Prompt -
Could you copy every line from the material below in which "барабана" appears?

Saved entries:
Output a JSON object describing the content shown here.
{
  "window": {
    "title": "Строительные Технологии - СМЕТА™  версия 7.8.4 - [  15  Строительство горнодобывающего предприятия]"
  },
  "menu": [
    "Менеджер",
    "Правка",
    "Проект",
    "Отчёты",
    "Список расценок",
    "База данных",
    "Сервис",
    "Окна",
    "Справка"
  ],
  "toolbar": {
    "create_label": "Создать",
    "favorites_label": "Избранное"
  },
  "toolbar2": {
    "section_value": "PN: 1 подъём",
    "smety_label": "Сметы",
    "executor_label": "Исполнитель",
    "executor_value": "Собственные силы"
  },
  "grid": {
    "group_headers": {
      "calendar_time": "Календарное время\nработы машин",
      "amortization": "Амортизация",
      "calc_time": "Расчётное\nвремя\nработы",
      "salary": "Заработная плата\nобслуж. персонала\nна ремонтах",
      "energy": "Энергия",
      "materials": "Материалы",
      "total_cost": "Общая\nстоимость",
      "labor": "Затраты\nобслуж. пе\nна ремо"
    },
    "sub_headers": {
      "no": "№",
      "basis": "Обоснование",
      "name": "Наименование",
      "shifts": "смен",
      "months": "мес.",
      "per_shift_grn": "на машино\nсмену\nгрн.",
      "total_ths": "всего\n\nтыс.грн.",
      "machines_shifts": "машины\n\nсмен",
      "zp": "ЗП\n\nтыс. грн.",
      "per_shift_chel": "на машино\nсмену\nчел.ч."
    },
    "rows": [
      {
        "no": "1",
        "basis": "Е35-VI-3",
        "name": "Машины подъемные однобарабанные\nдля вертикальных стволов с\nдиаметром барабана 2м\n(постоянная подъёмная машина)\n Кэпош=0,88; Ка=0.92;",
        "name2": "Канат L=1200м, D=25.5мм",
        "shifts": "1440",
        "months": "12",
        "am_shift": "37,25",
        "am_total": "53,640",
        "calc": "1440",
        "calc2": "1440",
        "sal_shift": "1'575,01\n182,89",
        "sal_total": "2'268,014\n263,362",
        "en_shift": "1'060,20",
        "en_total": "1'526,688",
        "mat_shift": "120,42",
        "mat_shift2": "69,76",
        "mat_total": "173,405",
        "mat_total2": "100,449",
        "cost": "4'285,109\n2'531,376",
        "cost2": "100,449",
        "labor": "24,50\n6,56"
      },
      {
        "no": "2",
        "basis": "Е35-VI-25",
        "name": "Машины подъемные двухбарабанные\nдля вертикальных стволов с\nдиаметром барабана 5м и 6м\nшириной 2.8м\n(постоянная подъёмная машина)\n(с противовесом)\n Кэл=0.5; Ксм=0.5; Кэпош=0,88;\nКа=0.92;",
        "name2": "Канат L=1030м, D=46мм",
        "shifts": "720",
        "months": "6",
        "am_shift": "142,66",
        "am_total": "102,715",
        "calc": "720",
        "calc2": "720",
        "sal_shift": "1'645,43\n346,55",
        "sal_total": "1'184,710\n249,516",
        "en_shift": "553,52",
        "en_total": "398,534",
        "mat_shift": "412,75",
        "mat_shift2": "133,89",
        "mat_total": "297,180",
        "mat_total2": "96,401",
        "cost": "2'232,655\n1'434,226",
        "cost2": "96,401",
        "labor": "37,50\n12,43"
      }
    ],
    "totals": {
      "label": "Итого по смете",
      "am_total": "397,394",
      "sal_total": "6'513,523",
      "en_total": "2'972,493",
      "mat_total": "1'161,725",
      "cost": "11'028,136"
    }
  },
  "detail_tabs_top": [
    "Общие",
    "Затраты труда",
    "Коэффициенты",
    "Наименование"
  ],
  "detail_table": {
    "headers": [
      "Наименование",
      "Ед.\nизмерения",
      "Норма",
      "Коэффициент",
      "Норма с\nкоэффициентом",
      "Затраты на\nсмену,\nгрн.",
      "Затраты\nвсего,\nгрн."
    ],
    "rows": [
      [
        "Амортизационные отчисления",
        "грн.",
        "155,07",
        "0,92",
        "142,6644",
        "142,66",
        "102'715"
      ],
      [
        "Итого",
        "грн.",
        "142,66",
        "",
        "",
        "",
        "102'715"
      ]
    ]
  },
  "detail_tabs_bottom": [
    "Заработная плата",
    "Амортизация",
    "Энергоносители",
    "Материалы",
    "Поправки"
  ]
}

Written answer -
        "name": "Машины подъемные однобарабанные\nдля вертикальных стволов с\nдиаметром барабана 2м\n(постоянная подъёмная машина)\n Кэпош=0,88; Ка=0.92;",
        "name": "Машины подъемные двухбарабанные\nдля вертикальных стволов с\nдиаметром барабана 5м и 6м\nшириной 2.8м\n(постоянная подъёмная машина)\n(с противовесом)\n Кэл=0.5; Ксм=0.5; Кэпош=0,88;\nКа=0.92;",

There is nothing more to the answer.